Exercise instructions:
Copy out each line of the material below that holds the string "bell".

___ Stored records ___

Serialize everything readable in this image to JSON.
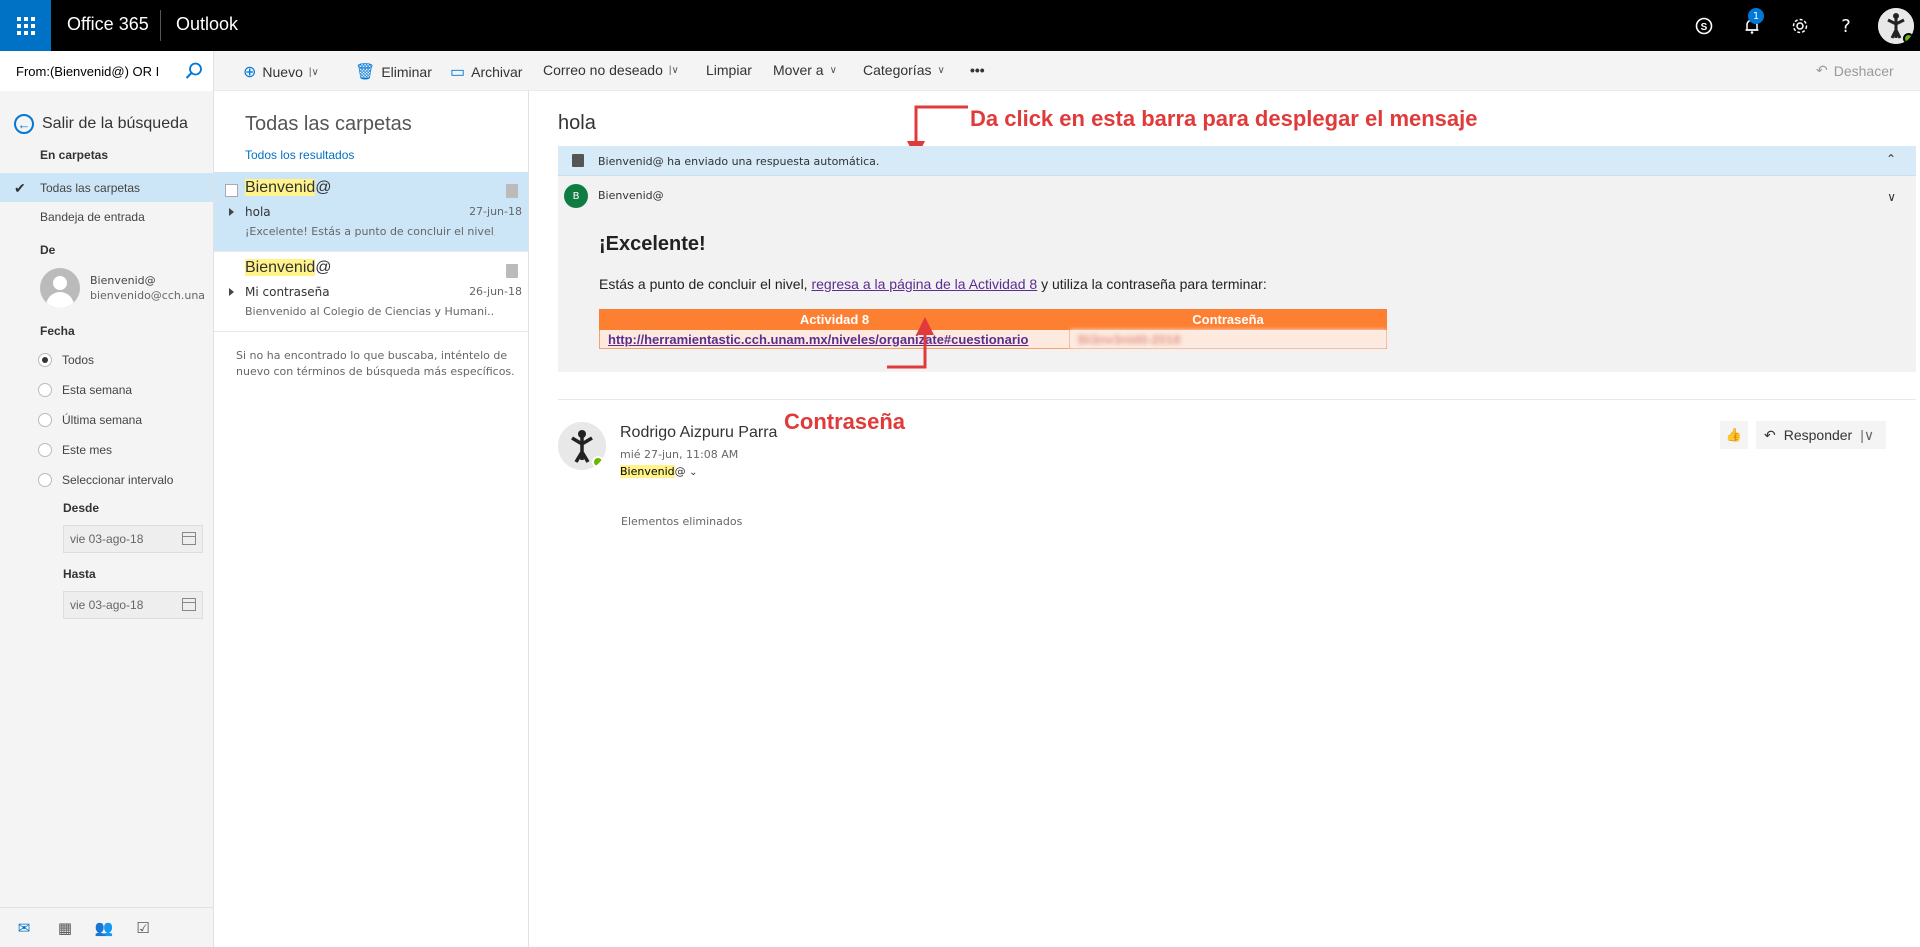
{
  "topbar": {
    "brand": "Office 365",
    "app": "Outlook",
    "notifications_count": "1",
    "icons": [
      "skype-icon",
      "bell-icon",
      "gear-icon",
      "help-icon",
      "avatar"
    ]
  },
  "search": {
    "value": "From:(Bienvenid@) OR I"
  },
  "commands": {
    "nuevo": "Nuevo",
    "eliminar": "Eliminar",
    "archivar": "Archivar",
    "no_deseado": "Correo no deseado",
    "limpiar": "Limpiar",
    "mover": "Mover a",
    "categorias": "Categorías",
    "more": "•••",
    "deshacer": "Deshacer"
  },
  "leftnav": {
    "back": "Salir de la búsqueda",
    "in_folders": "En carpetas",
    "folders": [
      "Todas las carpetas",
      "Bandeja de entrada"
    ],
    "from_heading": "De",
    "from_name": "Bienvenid@",
    "from_email": "bienvenido@cch.unam.",
    "date_heading": "Fecha",
    "date_options": [
      "Todos",
      "Esta semana",
      "Última semana",
      "Este mes",
      "Seleccionar intervalo"
    ],
    "desde_label": "Desde",
    "desde_value": "vie 03-ago-18",
    "hasta_label": "Hasta",
    "hasta_value": "vie 03-ago-18"
  },
  "messagelist": {
    "title": "Todas las carpetas",
    "subtitle": "Todos los resultados",
    "messages": [
      {
        "sender_highlight": "Bienvenid",
        "sender_rest": "@",
        "subject": "hola",
        "date": "27-jun-18",
        "preview": "¡Excelente! Estás a punto de concluir el nivel,..."
      },
      {
        "sender_highlight": "Bienvenid",
        "sender_rest": "@",
        "subject": "Mi contraseña",
        "date": "26-jun-18",
        "preview": "Bienvenido al Colegio de Ciencias y Humani..."
      }
    ],
    "no_results": "Si no ha encontrado lo que buscaba, inténtelo de nuevo con términos de búsqueda más específicos."
  },
  "reading": {
    "subject": "hola",
    "annotation_top": "Da click en esta barra para desplegar el mensaje",
    "annotation_bottom": "Contraseña",
    "auto_reply_text": "Bienvenid@ ha enviado una respuesta automática.",
    "auto_from": "Bienvenid@",
    "auto_avatar_letter": "B",
    "heading": "¡Excelente!",
    "body_before": "Estás a punto de concluir el nivel, ",
    "body_link": "regresa a la página de la Actividad 8",
    "body_after": " y utiliza la contraseña para terminar:",
    "table": {
      "col1": "Actividad 8",
      "col2": "Contraseña",
      "link": "http://herramientastic.cch.unam.mx/niveles/organizate#cuestionario",
      "password": "Bi3nv3nid0-2018"
    },
    "sender_name": "Rodrigo Aizpuru Parra",
    "sender_date": "mié 27-jun, 11:08 AM",
    "to_highlight": "Bienvenid",
    "to_rest": "@",
    "reply": "Responder",
    "folder": "Elementos eliminados"
  },
  "colors": {
    "brand_blue": "#0072c6",
    "selection": "#cde6f7",
    "annotation_red": "#e03a3a",
    "table_header": "#fd7f32"
  }
}
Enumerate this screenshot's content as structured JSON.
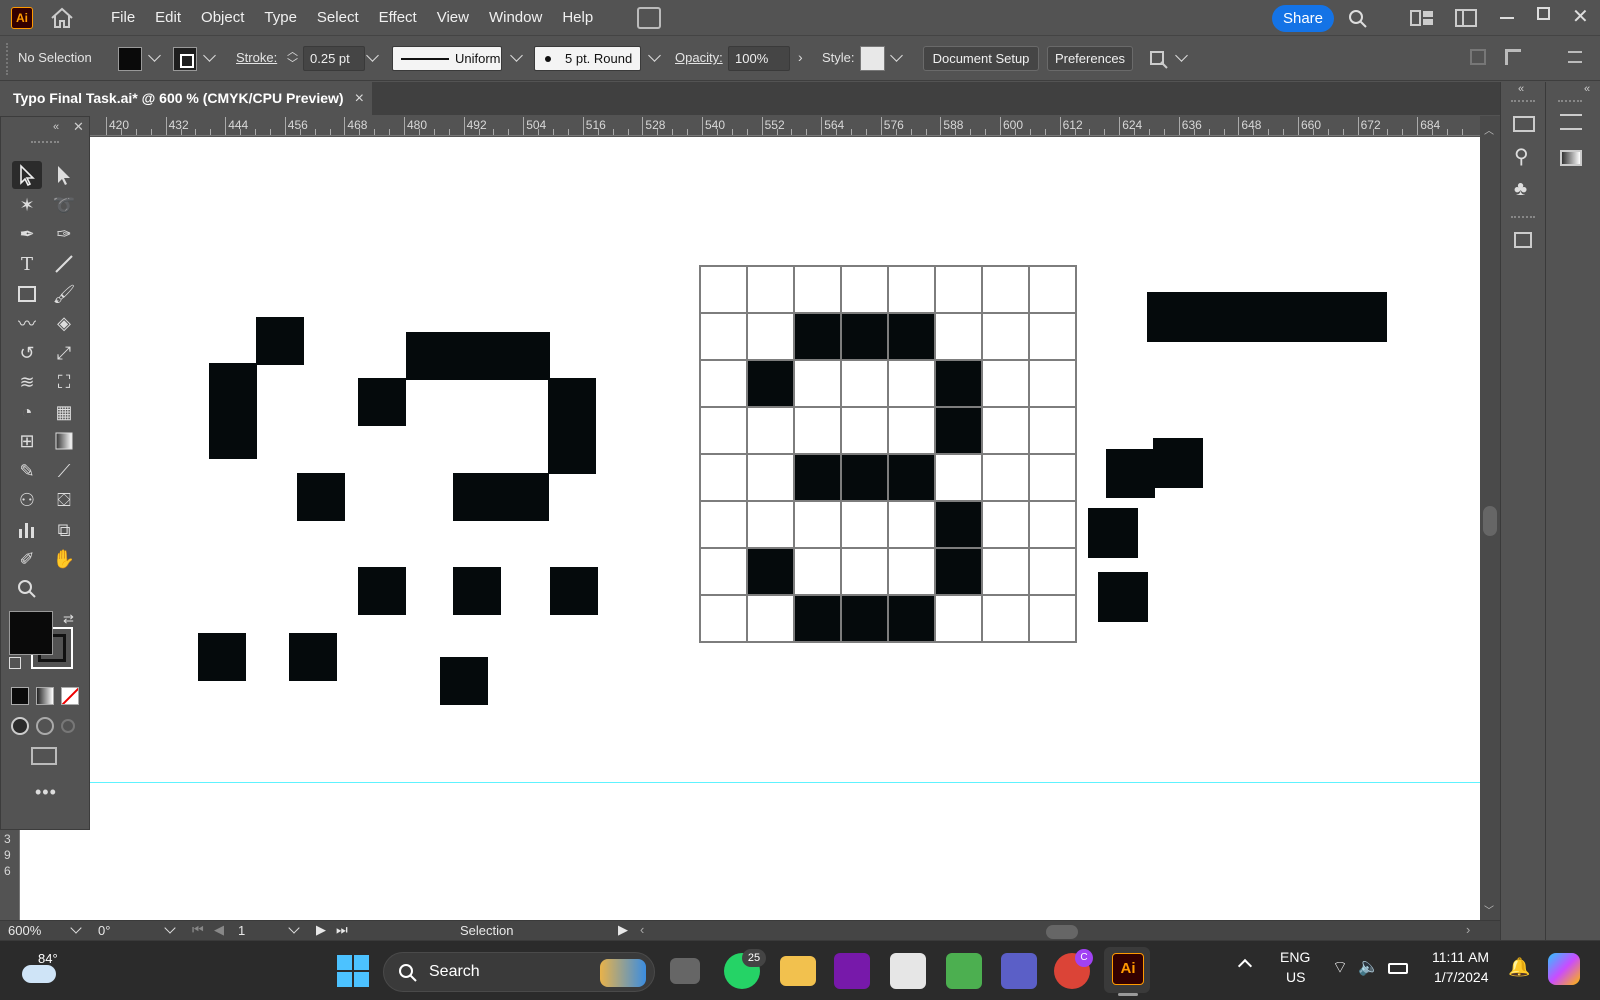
{
  "menubar": {
    "logo": "Ai",
    "items": [
      "File",
      "Edit",
      "Object",
      "Type",
      "Select",
      "Effect",
      "View",
      "Window",
      "Help"
    ],
    "share_label": "Share"
  },
  "controlbar": {
    "selection": "No Selection",
    "stroke_label": "Stroke:",
    "stroke_value": "0.25 pt",
    "profile": "Uniform",
    "brush": "5 pt. Round",
    "opacity_label": "Opacity:",
    "opacity_value": "100%",
    "style_label": "Style:",
    "document_setup": "Document Setup",
    "preferences": "Preferences"
  },
  "document": {
    "tab_title": "Typo Final Task.ai* @ 600 % (CMYK/CPU Preview)",
    "close": "×"
  },
  "ruler": {
    "labels": [
      "420",
      "432",
      "444",
      "456",
      "468",
      "480",
      "492",
      "504",
      "516",
      "528",
      "540",
      "552",
      "564",
      "576",
      "588",
      "600",
      "612",
      "624",
      "636",
      "648",
      "660",
      "672",
      "684"
    ],
    "vertical_labels": [
      "3",
      "9",
      "6"
    ]
  },
  "statusbar": {
    "zoom": "600%",
    "rotation": "0°",
    "artboard": "1",
    "tool": "Selection"
  },
  "taskbar": {
    "weather_temp": "84°",
    "search_label": "Search",
    "whatsapp_badge": "25",
    "chrome_badge": "C",
    "ai_label": "Ai",
    "lang_top": "ENG",
    "lang_bottom": "US",
    "time": "11:11 AM",
    "date": "1/7/2024"
  },
  "colors": {
    "accent": "#1473e6",
    "ai_orange": "#ff9a00",
    "guide": "#5ef3ff"
  }
}
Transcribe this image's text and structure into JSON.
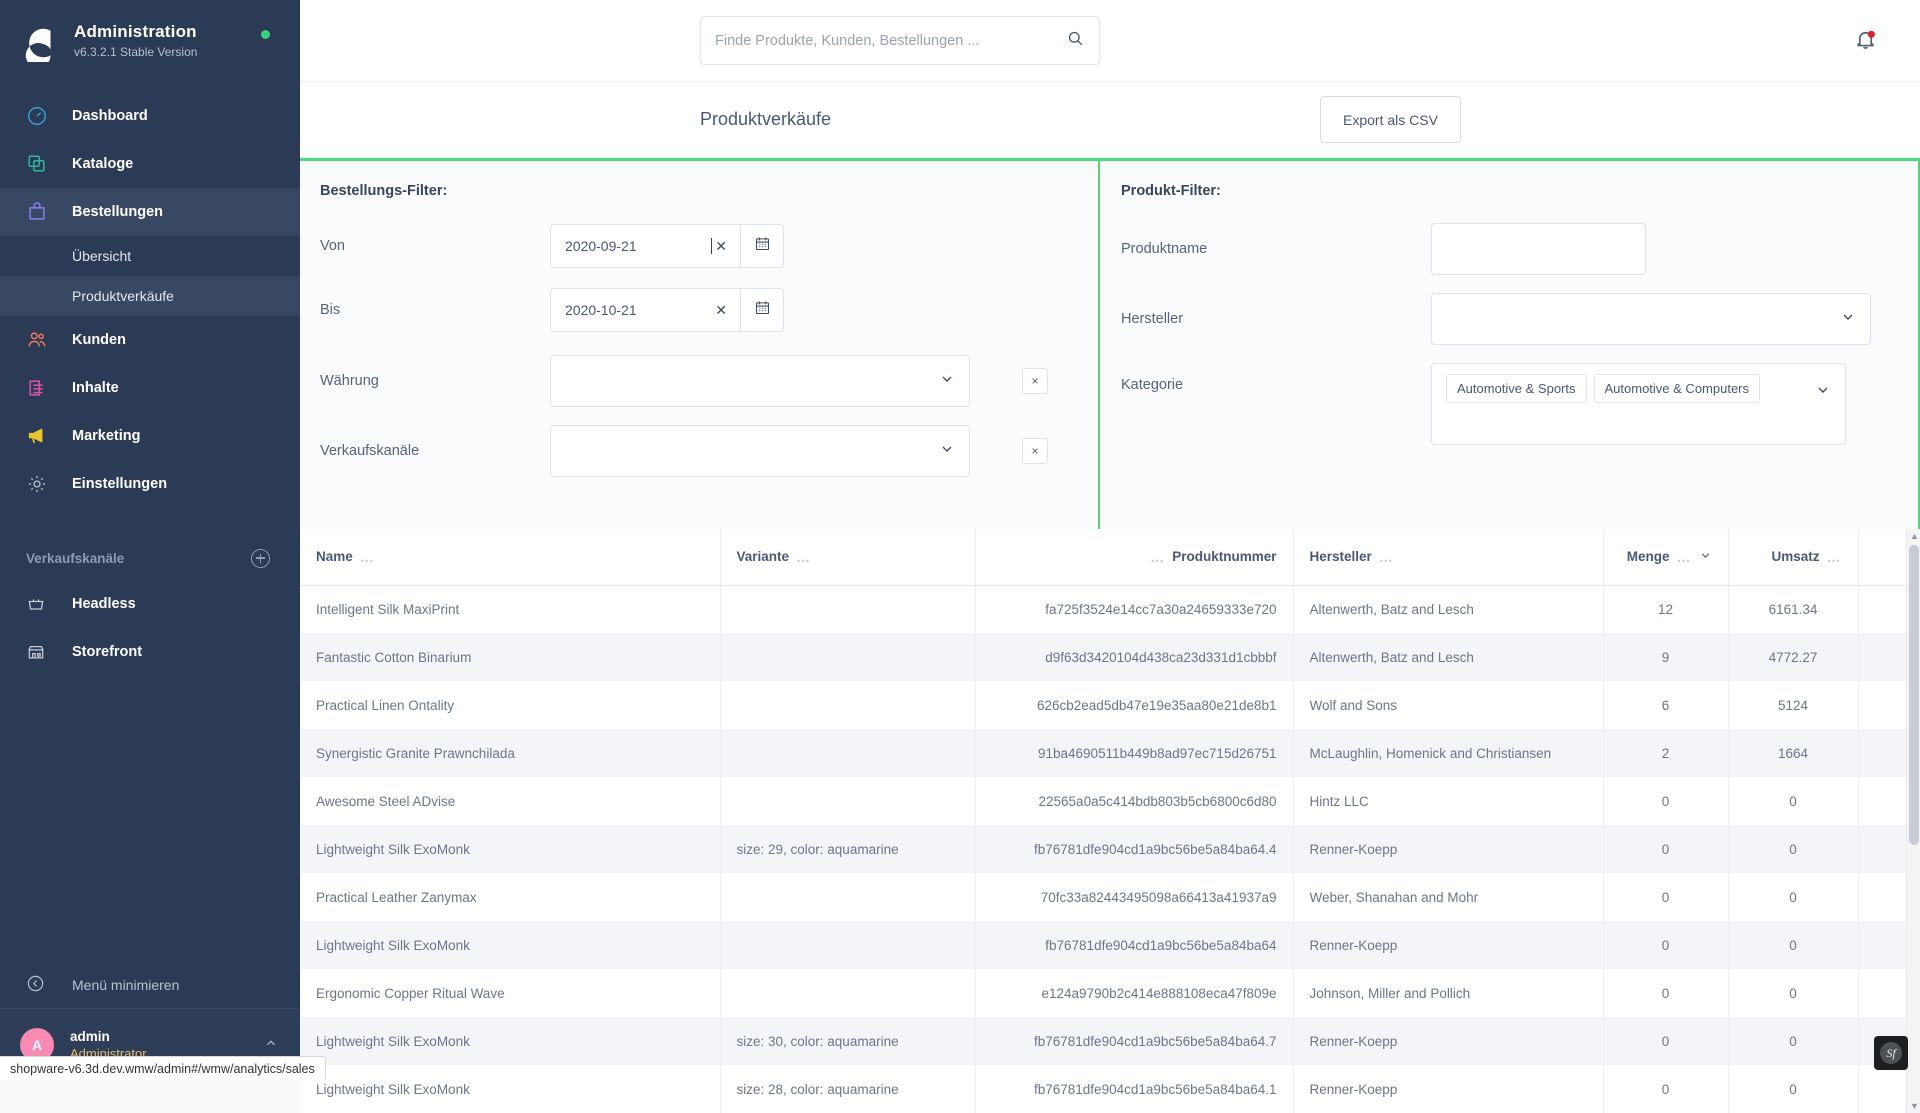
{
  "sidebar": {
    "brand": {
      "title": "Administration",
      "version": "v6.3.2.1 Stable Version",
      "status_color": "#37d27b"
    },
    "items": [
      {
        "label": "Dashboard",
        "icon": "gauge-icon",
        "color": "#3a9fd0",
        "active": false
      },
      {
        "label": "Kataloge",
        "icon": "layers-icon",
        "color": "#2fb99b",
        "active": false
      },
      {
        "label": "Bestellungen",
        "icon": "bag-icon",
        "color": "#8b7ff0",
        "active": true
      },
      {
        "label": "Kunden",
        "icon": "users-icon",
        "color": "#f07a62",
        "active": false
      },
      {
        "label": "Inhalte",
        "icon": "document-icon",
        "color": "#e04fa8",
        "active": false
      },
      {
        "label": "Marketing",
        "icon": "megaphone-icon",
        "color": "#e8c52e",
        "active": false
      },
      {
        "label": "Einstellungen",
        "icon": "gear-icon",
        "color": "#aeb6c4",
        "active": false
      }
    ],
    "sub_items": [
      {
        "label": "Übersicht",
        "active": false
      },
      {
        "label": "Produktverkäufe",
        "active": true
      }
    ],
    "section_label": "Verkaufskanäle",
    "channels": [
      {
        "label": "Headless",
        "icon": "basket-icon"
      },
      {
        "label": "Storefront",
        "icon": "shop-icon"
      }
    ],
    "minimize_label": "Menü minimieren",
    "user": {
      "initial": "A",
      "name": "admin",
      "role": "Administrator"
    }
  },
  "topbar": {
    "search_placeholder": "Finde Produkte, Kunden, Bestellungen ...",
    "search_value": "",
    "search_icon": "search-icon",
    "notification_icon": "bell-icon",
    "notification_badge": true
  },
  "page": {
    "title": "Produktverkäufe",
    "export_button": "Export als CSV",
    "accent_color": "#4ed97f"
  },
  "order_filter": {
    "title": "Bestellungs-Filter:",
    "fields": [
      {
        "label": "Von",
        "value": "2020-09-21",
        "type": "date"
      },
      {
        "label": "Bis",
        "value": "2020-10-21",
        "type": "date"
      },
      {
        "label": "Währung",
        "value": "",
        "type": "select"
      },
      {
        "label": "Verkaufskanäle",
        "value": "",
        "type": "select"
      }
    ],
    "reset_symbol": "×"
  },
  "product_filter": {
    "title": "Produkt-Filter:",
    "product_name": {
      "label": "Produktname",
      "value": "",
      "placeholder": ""
    },
    "manufacturer": {
      "label": "Hersteller",
      "value": ""
    },
    "category": {
      "label": "Kategorie",
      "chips": [
        "Automotive & Sports",
        "Automotive & Computers"
      ]
    }
  },
  "table": {
    "columns": [
      {
        "label": "Name",
        "align": "left",
        "menu": "…"
      },
      {
        "label": "Variante",
        "align": "left",
        "menu": "…"
      },
      {
        "label": "Produktnummer",
        "align": "right",
        "menu": "…"
      },
      {
        "label": "Hersteller",
        "align": "left",
        "menu": "…"
      },
      {
        "label": "Menge",
        "align": "right",
        "menu": "…",
        "sorted": true,
        "sort_icon": "chevron-down-icon"
      },
      {
        "label": "Umsatz",
        "align": "right",
        "menu": "…"
      },
      {
        "label": "",
        "align": "left",
        "menu": ""
      }
    ],
    "rows": [
      {
        "name": "Intelligent Silk MaxiPrint",
        "variante": "",
        "produktnummer": "fa725f3524e14cc7a30a24659333e720",
        "hersteller": "Altenwerth, Batz and Lesch",
        "menge": "12",
        "umsatz": "6161.34"
      },
      {
        "name": "Fantastic Cotton Binarium",
        "variante": "",
        "produktnummer": "d9f63d3420104d438ca23d331d1cbbbf",
        "hersteller": "Altenwerth, Batz and Lesch",
        "menge": "9",
        "umsatz": "4772.27"
      },
      {
        "name": "Practical Linen Ontality",
        "variante": "",
        "produktnummer": "626cb2ead5db47e19e35aa80e21de8b1",
        "hersteller": "Wolf and Sons",
        "menge": "6",
        "umsatz": "5124"
      },
      {
        "name": "Synergistic Granite Prawnchilada",
        "variante": "",
        "produktnummer": "91ba4690511b449b8ad97ec715d26751",
        "hersteller": "McLaughlin, Homenick and Christiansen",
        "menge": "2",
        "umsatz": "1664"
      },
      {
        "name": "Awesome Steel ADvise",
        "variante": "",
        "produktnummer": "22565a0a5c414bdb803b5cb6800c6d80",
        "hersteller": "Hintz LLC",
        "menge": "0",
        "umsatz": "0"
      },
      {
        "name": "Lightweight Silk ExoMonk",
        "variante": "size: 29, color: aquamarine",
        "produktnummer": "fb76781dfe904cd1a9bc56be5a84ba64.4",
        "hersteller": "Renner-Koepp",
        "menge": "0",
        "umsatz": "0"
      },
      {
        "name": "Practical Leather Zanymax",
        "variante": "",
        "produktnummer": "70fc33a82443495098a66413a41937a9",
        "hersteller": "Weber, Shanahan and Mohr",
        "menge": "0",
        "umsatz": "0"
      },
      {
        "name": "Lightweight Silk ExoMonk",
        "variante": "",
        "produktnummer": "fb76781dfe904cd1a9bc56be5a84ba64",
        "hersteller": "Renner-Koepp",
        "menge": "0",
        "umsatz": "0"
      },
      {
        "name": "Ergonomic Copper Ritual Wave",
        "variante": "",
        "produktnummer": "e124a9790b2c414e888108eca47f809e",
        "hersteller": "Johnson, Miller and Pollich",
        "menge": "0",
        "umsatz": "0"
      },
      {
        "name": "Lightweight Silk ExoMonk",
        "variante": "size: 30, color: aquamarine",
        "produktnummer": "fb76781dfe904cd1a9bc56be5a84ba64.7",
        "hersteller": "Renner-Koepp",
        "menge": "0",
        "umsatz": "0"
      },
      {
        "name": "Lightweight Silk ExoMonk",
        "variante": "size: 28, color: aquamarine",
        "produktnummer": "fb76781dfe904cd1a9bc56be5a84ba64.1",
        "hersteller": "Renner-Koepp",
        "menge": "0",
        "umsatz": "0"
      }
    ]
  },
  "statusbar": {
    "url": "shopware-v6.3d.dev.wmw/admin#/wmw/analytics/sales"
  },
  "debug_toolbar": {
    "label": "Sf",
    "icon": "symfony-icon"
  }
}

___

Response to this exercise:
      "bell-icon",
    "notification_icon": "bell-icon",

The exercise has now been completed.